▸ **To do**: Scan the data that follows and count the lines with the string "current"; answer with the count alone.

▸ **Stored rows**:
*-*-*
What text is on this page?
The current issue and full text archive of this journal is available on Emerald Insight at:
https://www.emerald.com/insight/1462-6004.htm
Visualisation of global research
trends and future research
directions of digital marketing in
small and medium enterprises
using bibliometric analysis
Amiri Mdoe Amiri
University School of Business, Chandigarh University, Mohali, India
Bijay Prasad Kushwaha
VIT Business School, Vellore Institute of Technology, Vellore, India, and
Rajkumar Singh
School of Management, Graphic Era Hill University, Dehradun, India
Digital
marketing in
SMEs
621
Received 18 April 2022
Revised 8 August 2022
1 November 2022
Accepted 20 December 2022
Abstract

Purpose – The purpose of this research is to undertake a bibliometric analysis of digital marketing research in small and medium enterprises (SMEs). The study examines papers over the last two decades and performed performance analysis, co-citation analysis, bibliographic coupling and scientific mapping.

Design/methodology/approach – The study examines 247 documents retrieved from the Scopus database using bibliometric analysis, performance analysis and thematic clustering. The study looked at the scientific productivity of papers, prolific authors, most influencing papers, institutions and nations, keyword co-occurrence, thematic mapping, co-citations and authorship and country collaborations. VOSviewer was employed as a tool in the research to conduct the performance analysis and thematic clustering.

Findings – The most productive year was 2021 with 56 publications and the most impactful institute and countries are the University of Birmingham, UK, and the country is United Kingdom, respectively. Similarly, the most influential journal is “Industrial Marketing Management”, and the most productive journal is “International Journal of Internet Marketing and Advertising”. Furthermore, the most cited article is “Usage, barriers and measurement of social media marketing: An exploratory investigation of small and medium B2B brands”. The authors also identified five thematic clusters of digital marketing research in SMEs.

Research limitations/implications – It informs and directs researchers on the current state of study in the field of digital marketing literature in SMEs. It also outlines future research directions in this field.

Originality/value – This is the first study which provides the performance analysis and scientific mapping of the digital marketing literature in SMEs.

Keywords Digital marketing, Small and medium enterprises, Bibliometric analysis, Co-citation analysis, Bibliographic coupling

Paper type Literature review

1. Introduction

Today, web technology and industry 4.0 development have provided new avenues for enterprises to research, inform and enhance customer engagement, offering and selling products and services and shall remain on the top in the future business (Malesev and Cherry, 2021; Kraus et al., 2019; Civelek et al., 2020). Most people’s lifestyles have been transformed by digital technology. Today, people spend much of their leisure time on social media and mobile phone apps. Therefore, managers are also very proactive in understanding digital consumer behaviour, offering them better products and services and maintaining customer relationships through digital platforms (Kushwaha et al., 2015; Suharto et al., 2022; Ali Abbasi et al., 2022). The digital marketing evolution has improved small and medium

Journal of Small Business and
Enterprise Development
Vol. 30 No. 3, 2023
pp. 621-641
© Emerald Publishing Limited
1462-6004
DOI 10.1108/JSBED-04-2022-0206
*-*-*
▸ **Complete answer**: 2